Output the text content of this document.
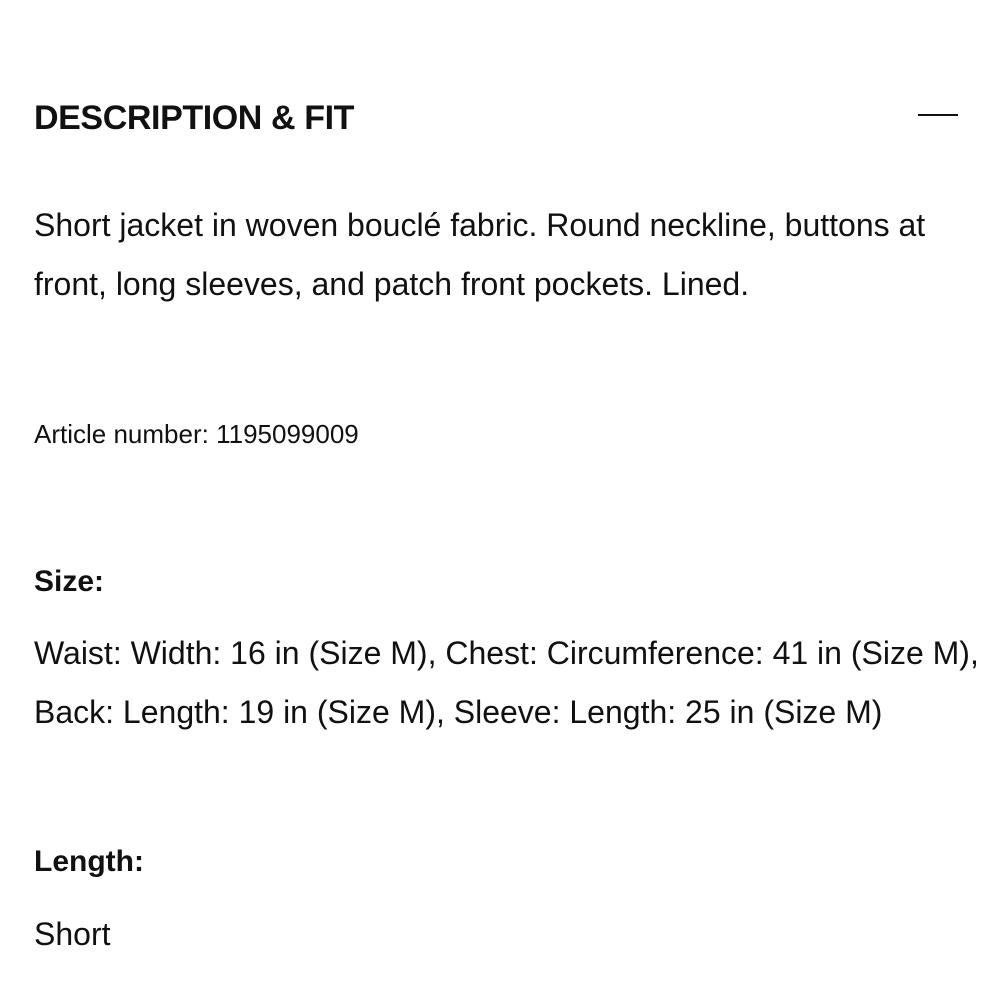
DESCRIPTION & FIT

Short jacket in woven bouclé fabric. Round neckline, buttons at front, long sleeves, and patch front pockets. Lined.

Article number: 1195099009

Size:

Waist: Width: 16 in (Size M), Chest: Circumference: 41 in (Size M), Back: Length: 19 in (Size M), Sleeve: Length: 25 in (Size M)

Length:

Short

= = = = = = =

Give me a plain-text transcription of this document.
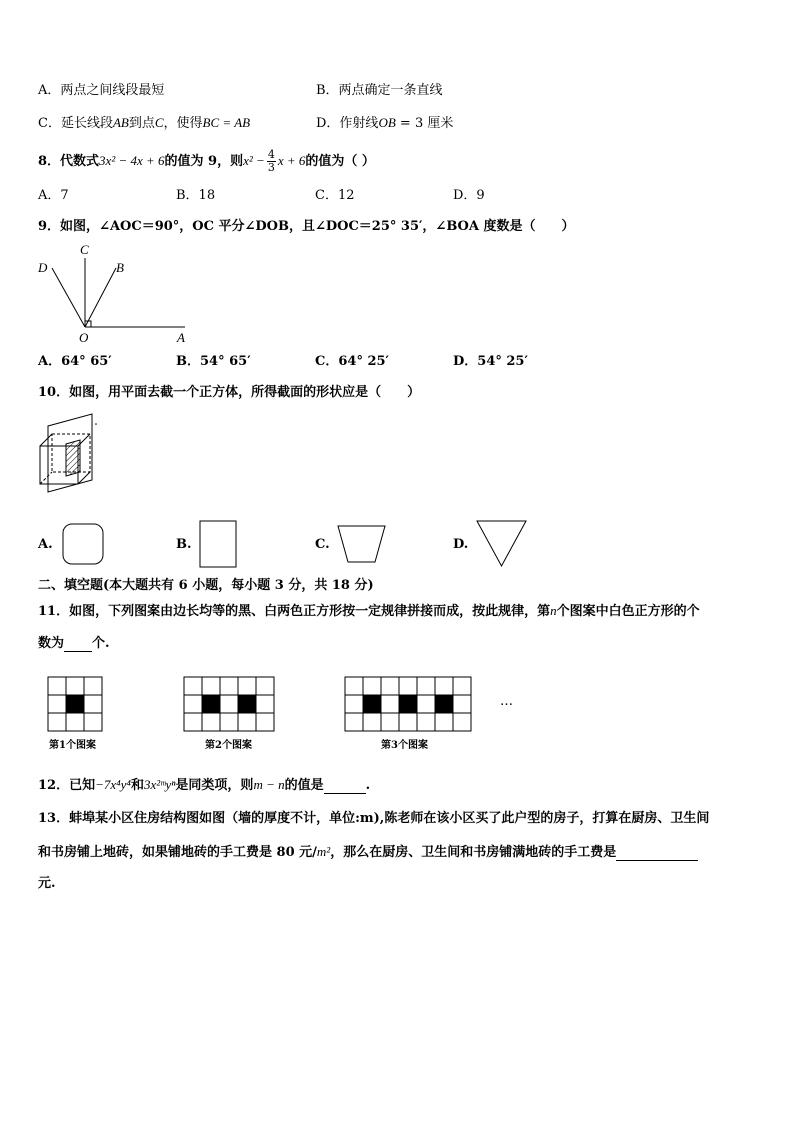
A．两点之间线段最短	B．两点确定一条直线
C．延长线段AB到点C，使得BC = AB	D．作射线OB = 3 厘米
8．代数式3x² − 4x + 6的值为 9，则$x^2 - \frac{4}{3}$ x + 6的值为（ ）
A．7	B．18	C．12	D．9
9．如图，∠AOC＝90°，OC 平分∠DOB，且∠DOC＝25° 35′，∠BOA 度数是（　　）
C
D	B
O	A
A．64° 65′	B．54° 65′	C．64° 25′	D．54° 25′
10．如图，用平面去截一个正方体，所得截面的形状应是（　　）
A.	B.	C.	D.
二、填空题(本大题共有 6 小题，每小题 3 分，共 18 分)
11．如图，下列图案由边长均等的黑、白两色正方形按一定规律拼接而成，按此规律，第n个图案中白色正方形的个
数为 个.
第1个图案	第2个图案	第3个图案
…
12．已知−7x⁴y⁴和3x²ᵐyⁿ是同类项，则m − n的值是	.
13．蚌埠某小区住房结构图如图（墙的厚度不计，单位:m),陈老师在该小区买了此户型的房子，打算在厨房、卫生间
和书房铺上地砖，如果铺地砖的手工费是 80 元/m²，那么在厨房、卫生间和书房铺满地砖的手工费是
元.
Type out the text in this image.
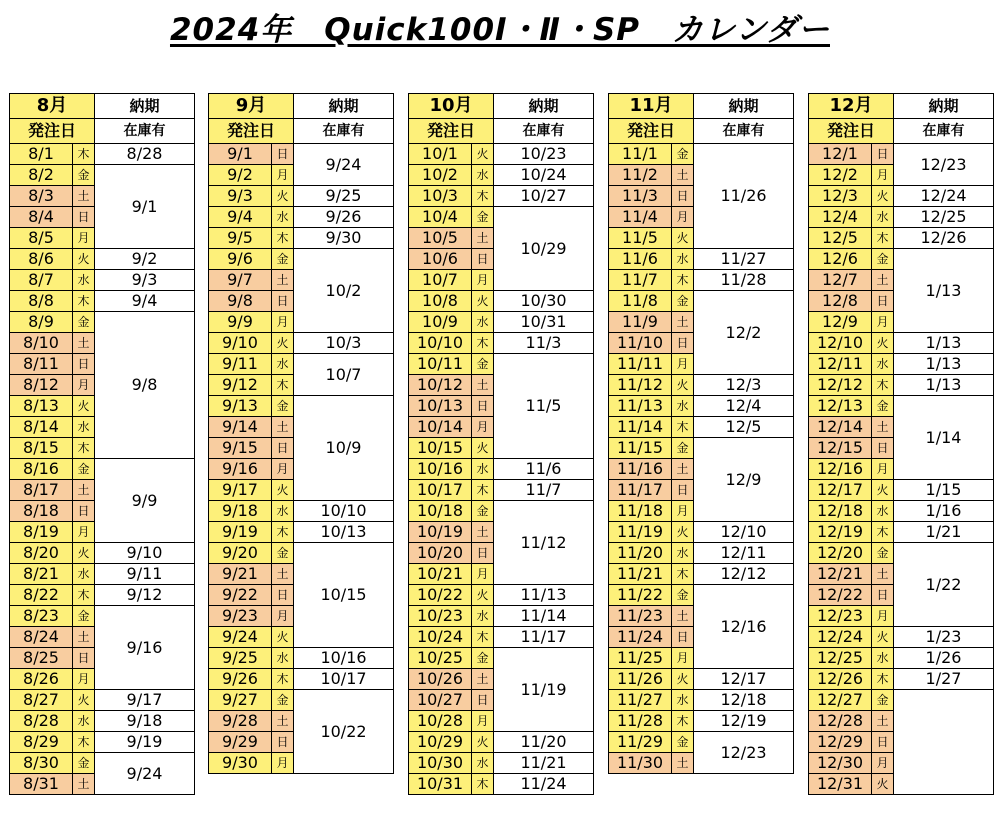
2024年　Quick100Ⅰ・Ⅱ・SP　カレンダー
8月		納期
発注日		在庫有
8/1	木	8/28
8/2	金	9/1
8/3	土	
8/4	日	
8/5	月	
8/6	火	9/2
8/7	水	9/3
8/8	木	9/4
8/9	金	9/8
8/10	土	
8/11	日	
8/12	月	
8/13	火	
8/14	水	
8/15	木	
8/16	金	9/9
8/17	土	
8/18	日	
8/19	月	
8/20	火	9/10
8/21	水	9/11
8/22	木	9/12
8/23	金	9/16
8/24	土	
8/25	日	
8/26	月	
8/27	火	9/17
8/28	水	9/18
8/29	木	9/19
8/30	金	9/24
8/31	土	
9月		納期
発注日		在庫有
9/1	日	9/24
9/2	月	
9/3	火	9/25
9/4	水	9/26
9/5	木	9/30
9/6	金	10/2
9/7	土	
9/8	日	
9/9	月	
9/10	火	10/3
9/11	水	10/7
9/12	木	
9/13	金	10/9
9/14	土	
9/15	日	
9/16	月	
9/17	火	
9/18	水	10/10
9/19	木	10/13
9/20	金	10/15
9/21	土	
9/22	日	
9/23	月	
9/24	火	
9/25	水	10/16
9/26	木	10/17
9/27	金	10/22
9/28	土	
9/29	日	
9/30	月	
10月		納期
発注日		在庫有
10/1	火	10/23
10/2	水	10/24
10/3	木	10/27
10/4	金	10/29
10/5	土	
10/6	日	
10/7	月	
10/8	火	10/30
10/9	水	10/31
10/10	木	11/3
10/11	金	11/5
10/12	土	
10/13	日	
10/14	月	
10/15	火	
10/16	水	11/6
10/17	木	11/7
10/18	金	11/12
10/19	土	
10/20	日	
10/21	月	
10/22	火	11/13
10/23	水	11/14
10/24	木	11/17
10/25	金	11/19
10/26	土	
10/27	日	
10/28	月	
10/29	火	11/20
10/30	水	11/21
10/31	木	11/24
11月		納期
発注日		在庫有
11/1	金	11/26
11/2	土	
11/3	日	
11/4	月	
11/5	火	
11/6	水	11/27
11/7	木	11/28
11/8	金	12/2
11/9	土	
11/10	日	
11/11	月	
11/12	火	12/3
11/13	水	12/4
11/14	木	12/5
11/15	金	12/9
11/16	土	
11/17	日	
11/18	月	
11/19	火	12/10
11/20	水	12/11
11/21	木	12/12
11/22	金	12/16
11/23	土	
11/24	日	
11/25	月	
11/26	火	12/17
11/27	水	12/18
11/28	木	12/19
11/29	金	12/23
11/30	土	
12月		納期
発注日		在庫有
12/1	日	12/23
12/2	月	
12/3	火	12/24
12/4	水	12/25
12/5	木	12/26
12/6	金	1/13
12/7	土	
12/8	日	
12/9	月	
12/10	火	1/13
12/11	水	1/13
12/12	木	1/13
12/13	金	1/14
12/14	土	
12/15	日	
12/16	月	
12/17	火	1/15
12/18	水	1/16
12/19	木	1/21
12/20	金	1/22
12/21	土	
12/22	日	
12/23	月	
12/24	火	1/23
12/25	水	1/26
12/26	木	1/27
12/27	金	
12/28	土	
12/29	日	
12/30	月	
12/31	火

= = = = = = =

§ TASK INSTRUCTIONS:
Copy each line from the data above that includes "this".

§ TASK RESPONSE:
Output the text content of this document.
Give me a plain-text transcription of this document.
Type out the text in this image.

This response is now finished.